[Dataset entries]
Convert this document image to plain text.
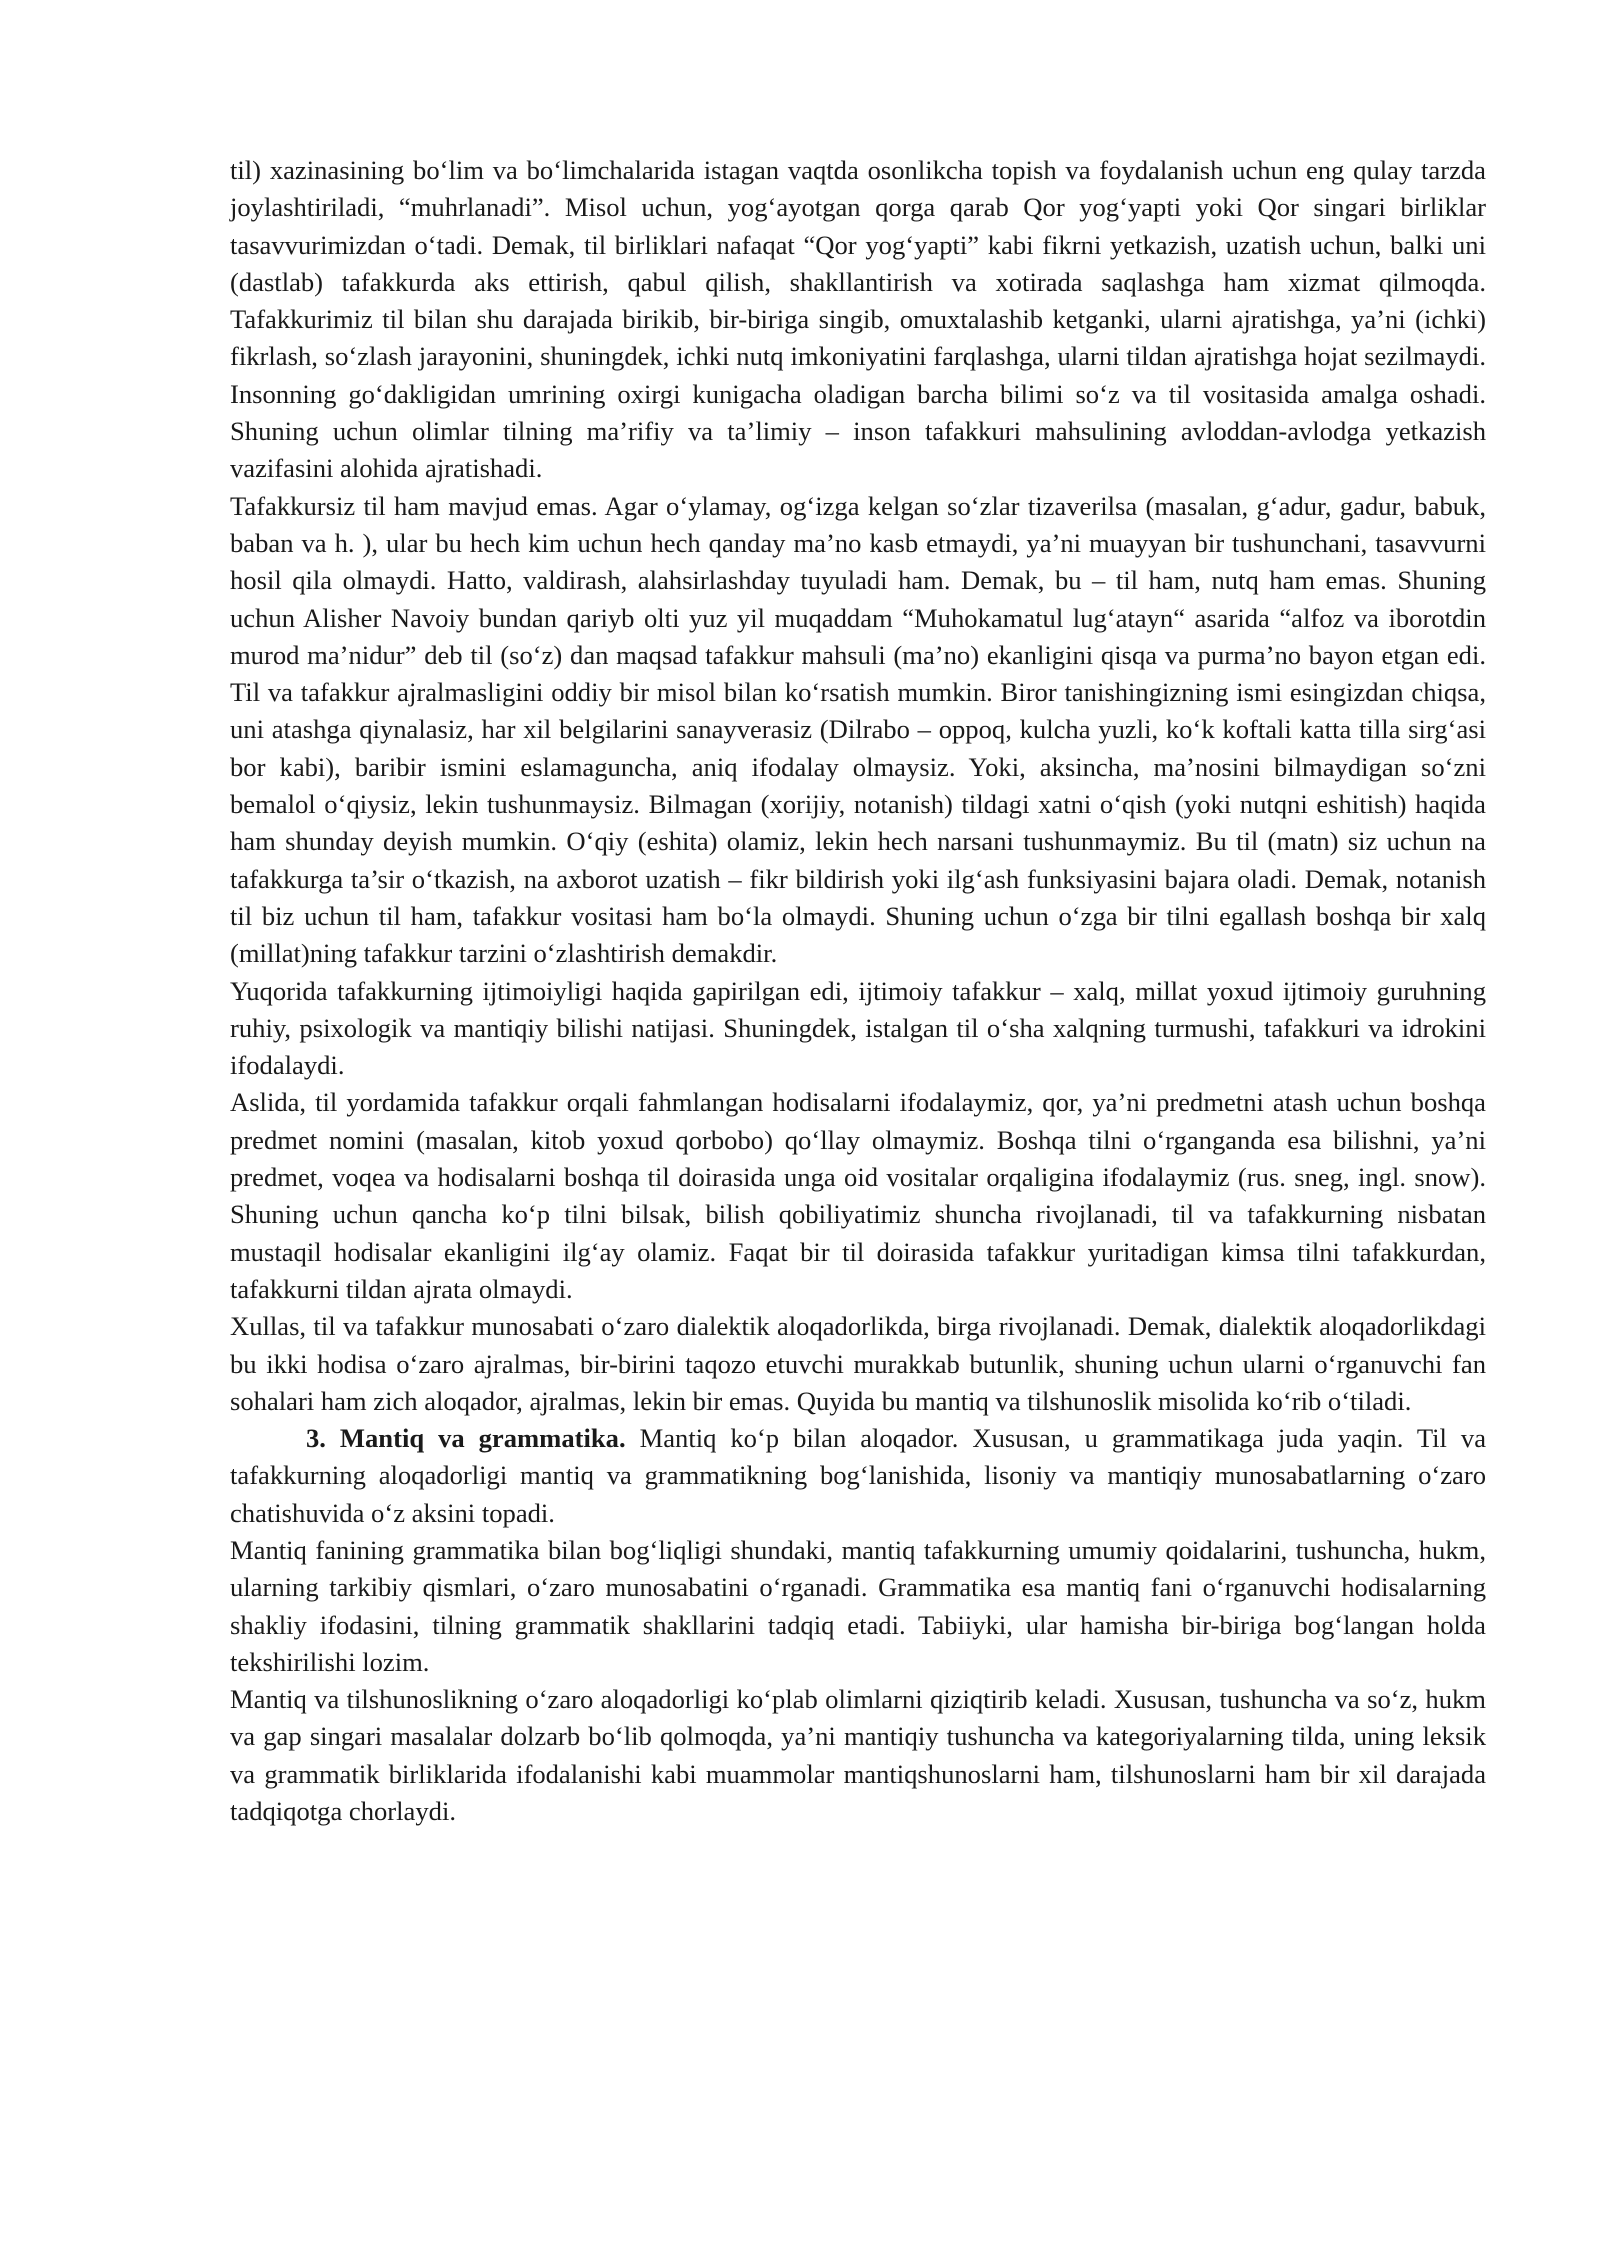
til) xazinasining bo‘lim va bo‘limchalarida istagan vaqtda osonlikcha topish va foydalanish uchun eng qulay tarzda joylashtiriladi, “muhrlanadi”. Misol uchun, yog‘ayotgan qorga qarab Qor yog‘yapti yoki Qor singari birliklar tasavvurimizdan o‘tadi. Demak, til birliklari nafaqat “Qor yog‘yapti” kabi fikrni yetkazish, uzatish uchun, balki uni (dastlab) tafakkurda aks ettirish, qabul qilish, shakllantirish va xotirada saqlashga ham xizmat qilmoqda. Tafakkurimiz til bilan shu darajada birikib, bir-biriga singib, omuxtalashib ketganki, ularni ajratishga, ya’ni (ichki) fikrlash, so‘zlash jarayonini, shuningdek, ichki nutq imkoniyatini farqlashga, ularni tildan ajratishga hojat sezilmaydi. Insonning go‘dakligidan umrining oxirgi kunigacha oladigan barcha bilimi so‘z va til vositasida amalga oshadi. Shuning uchun olimlar tilning ma’rifiy va ta’limiy – inson tafakkuri mahsulining avloddan-avlodga yetkazish vazifasini alohida ajratishadi.

Tafakkursiz til ham mavjud emas. Agar o‘ylamay, og‘izga kelgan so‘zlar tizaverilsa (masalan, g‘adur, gadur, babuk, baban va h. ), ular bu hech kim uchun hech qanday ma’no kasb etmaydi, ya’ni muayyan bir tushunchani, tasavvurni hosil qila olmaydi. Hatto, valdirash, alahsirlashday tuyuladi ham. Demak, bu – til ham, nutq ham emas. Shuning uchun Alisher Navoiy bundan qariyb olti yuz yil muqaddam “Muhokamatul lug‘atayn“ asarida “alfoz va iborotdin murod ma’nidur” deb til (so‘z) dan maqsad tafakkur mahsuli (ma’no) ekanligini qisqa va purma’no bayon etgan edi. Til va tafakkur ajralmasligini oddiy bir misol bilan ko‘rsatish mumkin. Biror tanishingizning ismi esingizdan chiqsa, uni atashga qiynalasiz, har xil belgilarini sanayverasiz (Dilrabo – oppoq, kulcha yuzli, ko‘k koftali katta tilla sirg‘asi bor kabi), baribir ismini eslamaguncha, aniq ifodalay olmaysiz. Yoki, aksincha, ma’nosini bilmaydigan so‘zni bemalol o‘qiysiz, lekin tushunmaysiz. Bilmagan (xorijiy, notanish) tildagi xatni o‘qish (yoki nutqni eshitish) haqida ham shunday deyish mumkin. O‘qiy (eshita) olamiz, lekin hech narsani tushunmaymiz. Bu til (matn) siz uchun na tafakkurga ta’sir o‘tkazish, na axborot uzatish – fikr bildirish yoki ilg‘ash funksiyasini bajara oladi. Demak, notanish til biz uchun til ham, tafakkur vositasi ham bo‘la olmaydi. Shuning uchun o‘zga bir tilni egallash boshqa bir xalq (millat)ning tafakkur tarzini o‘zlashtirish demakdir.

Yuqorida tafakkurning ijtimoiyligi haqida gapirilgan edi, ijtimoiy tafakkur – xalq, millat yoxud ijtimoiy guruhning ruhiy, psixologik va mantiqiy bilishi natijasi. Shuningdek, istalgan til o‘sha xalqning turmushi, tafakkuri va idrokini ifodalaydi.

Aslida, til yordamida tafakkur orqali fahmlangan hodisalarni ifodalaymiz, qor, ya’ni predmetni atash uchun boshqa predmet nomini (masalan, kitob yoxud qorbobo) qo‘llay olmaymiz. Boshqa tilni o‘rganganda esa bilishni, ya’ni predmet, voqea va hodisalarni boshqa til doirasida unga oid vositalar orqaligina ifodalaymiz (rus. sneg, ingl. snow). Shuning uchun qancha ko‘p tilni bilsak, bilish qobiliyatimiz shuncha rivojlanadi, til va tafakkurning nisbatan mustaqil hodisalar ekanligini ilg‘ay olamiz. Faqat bir til doirasida tafakkur yuritadigan kimsa tilni tafakkurdan, tafakkurni tildan ajrata olmaydi.

Xullas, til va tafakkur munosabati o‘zaro dialektik aloqadorlikda, birga rivojlanadi. Demak, dialektik aloqadorlikdagi bu ikki hodisa o‘zaro ajralmas, bir-birini taqozo etuvchi murakkab butunlik, shuning uchun ularni o‘rganuvchi fan sohalari ham zich aloqador, ajralmas, lekin bir emas. Quyida bu mantiq va tilshunoslik misolida ko‘rib o‘tiladi.

3. Mantiq va grammatika. Mantiq ko‘p bilan aloqador. Xususan, u grammatikaga juda yaqin. Til va tafakkurning aloqadorligi mantiq va grammatikning bog‘lanishida, lisoniy va mantiqiy munosabatlarning o‘zaro chatishuvida o‘z aksini topadi.

Mantiq fanining grammatika bilan bog‘liqligi shundaki, mantiq tafakkurning umumiy qoidalarini, tushuncha, hukm, ularning tarkibiy qismlari, o‘zaro munosabatini o‘rganadi. Grammatika esa mantiq fani o‘rganuvchi hodisalarning shakliy ifodasini, tilning grammatik shakllarini tadqiq etadi. Tabiiyki, ular hamisha bir-biriga bog‘langan holda tekshirilishi lozim.

Mantiq va tilshunoslikning o‘zaro aloqadorligi ko‘plab olimlarni qiziqtirib keladi. Xususan, tushuncha va so‘z, hukm va gap singari masalalar dolzarb bo‘lib qolmoqda, ya’ni mantiqiy tushuncha va kategoriyalarning tilda, uning leksik va grammatik birliklarida ifodalanishi kabi muammolar mantiqshunoslarni ham, tilshunoslarni ham bir xil darajada tadqiqotga chorlaydi.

_WHAT YOU SHOULD DO_
Print all the records again exactly; do not include any picture.

_TASK OUTPUT_
Convert this document image to plain text.
til) xazinasining bo‘lim va bo‘limchalarida istagan vaqtda osonlikcha topish va foydalanish uchun eng qulay tarzda joylashtiriladi, “muhrlanadi”. Misol uchun, yog‘ayotgan qorga qarab Qor yog‘yapti yoki Qor singari birliklar tasavvurimizdan o‘tadi. Demak, til birliklari nafaqat “Qor yog‘yapti” kabi fikrni yetkazish, uzatish uchun, balki uni (dastlab) tafakkurda aks ettirish, qabul qilish, shakllantirish va xotirada saqlashga ham xizmat qilmoqda. Tafakkurimiz til bilan shu darajada birikib, bir-biriga singib, omuxtalashib ketganki, ularni ajratishga, ya’ni (ichki) fikrlash, so‘zlash jarayonini, shuningdek, ichki nutq imkoniyatini farqlashga, ularni tildan ajratishga hojat sezilmaydi. Insonning go‘dakligidan umrining oxirgi kunigacha oladigan barcha bilimi so‘z va til vositasida amalga oshadi. Shuning uchun olimlar tilning ma’rifiy va ta’limiy – inson tafakkuri mahsulining avloddan-avlodga yetkazish vazifasini alohida ajratishadi.

Tafakkursiz til ham mavjud emas. Agar o‘ylamay, og‘izga kelgan so‘zlar tizaverilsa (masalan, g‘adur, gadur, babuk, baban va h. ), ular bu hech kim uchun hech qanday ma’no kasb etmaydi, ya’ni muayyan bir tushunchani, tasavvurni hosil qila olmaydi. Hatto, valdirash, alahsirlashday tuyuladi ham. Demak, bu – til ham, nutq ham emas. Shuning uchun Alisher Navoiy bundan qariyb olti yuz yil muqaddam “Muhokamatul lug‘atayn“ asarida “alfoz va iborotdin murod ma’nidur” deb til (so‘z) dan maqsad tafakkur mahsuli (ma’no) ekanligini qisqa va purma’no bayon etgan edi. Til va tafakkur ajralmasligini oddiy bir misol bilan ko‘rsatish mumkin. Biror tanishingizning ismi esingizdan chiqsa, uni atashga qiynalasiz, har xil belgilarini sanayverasiz (Dilrabo – oppoq, kulcha yuzli, ko‘k koftali katta tilla sirg‘asi bor kabi), baribir ismini eslamaguncha, aniq ifodalay olmaysiz. Yoki, aksincha, ma’nosini bilmaydigan so‘zni bemalol o‘qiysiz, lekin tushunmaysiz. Bilmagan (xorijiy, notanish) tildagi xatni o‘qish (yoki nutqni eshitish) haqida ham shunday deyish mumkin. O‘qiy (eshita) olamiz, lekin hech narsani tushunmaymiz. Bu til (matn) siz uchun na tafakkurga ta’sir o‘tkazish, na axborot uzatish – fikr bildirish yoki ilg‘ash funksiyasini bajara oladi. Demak, notanish til biz uchun til ham, tafakkur vositasi ham bo‘la olmaydi. Shuning uchun o‘zga bir tilni egallash boshqa bir xalq (millat)ning tafakkur tarzini o‘zlashtirish demakdir.

Yuqorida tafakkurning ijtimoiyligi haqida gapirilgan edi, ijtimoiy tafakkur – xalq, millat yoxud ijtimoiy guruhning ruhiy, psixologik va mantiqiy bilishi natijasi. Shuningdek, istalgan til o‘sha xalqning turmushi, tafakkuri va idrokini ifodalaydi.

Aslida, til yordamida tafakkur orqali fahmlangan hodisalarni ifodalaymiz, qor, ya’ni predmetni atash uchun boshqa predmet nomini (masalan, kitob yoxud qorbobo) qo‘llay olmaymiz. Boshqa tilni o‘rganganda esa bilishni, ya’ni predmet, voqea va hodisalarni boshqa til doirasida unga oid vositalar orqaligina ifodalaymiz (rus. sneg, ingl. snow). Shuning uchun qancha ko‘p tilni bilsak, bilish qobiliyatimiz shuncha rivojlanadi, til va tafakkurning nisbatan mustaqil hodisalar ekanligini ilg‘ay olamiz. Faqat bir til doirasida tafakkur yuritadigan kimsa tilni tafakkurdan, tafakkurni tildan ajrata olmaydi.

Xullas, til va tafakkur munosabati o‘zaro dialektik aloqadorlikda, birga rivojlanadi. Demak, dialektik aloqadorlikdagi bu ikki hodisa o‘zaro ajralmas, bir-birini taqozo etuvchi murakkab butunlik, shuning uchun ularni o‘rganuvchi fan sohalari ham zich aloqador, ajralmas, lekin bir emas. Quyida bu mantiq va tilshunoslik misolida ko‘rib o‘tiladi.

3. Mantiq va grammatika. Mantiq ko‘p bilan aloqador. Xususan, u grammatikaga juda yaqin. Til va tafakkurning aloqadorligi mantiq va grammatikning bog‘lanishida, lisoniy va mantiqiy munosabatlarning o‘zaro chatishuvida o‘z aksini topadi.

Mantiq fanining grammatika bilan bog‘liqligi shundaki, mantiq tafakkurning umumiy qoidalarini, tushuncha, hukm, ularning tarkibiy qismlari, o‘zaro munosabatini o‘rganadi. Grammatika esa mantiq fani o‘rganuvchi hodisalarning shakliy ifodasini, tilning grammatik shakllarini tadqiq etadi. Tabiiyki, ular hamisha bir-biriga bog‘langan holda tekshirilishi lozim.

Mantiq va tilshunoslikning o‘zaro aloqadorligi ko‘plab olimlarni qiziqtirib keladi. Xususan, tushuncha va so‘z, hukm va gap singari masalalar dolzarb bo‘lib qolmoqda, ya’ni mantiqiy tushuncha va kategoriyalarning tilda, uning leksik va grammatik birliklarida ifodalanishi kabi muammolar mantiqshunoslarni ham, tilshunoslarni ham bir xil darajada tadqiqotga chorlaydi.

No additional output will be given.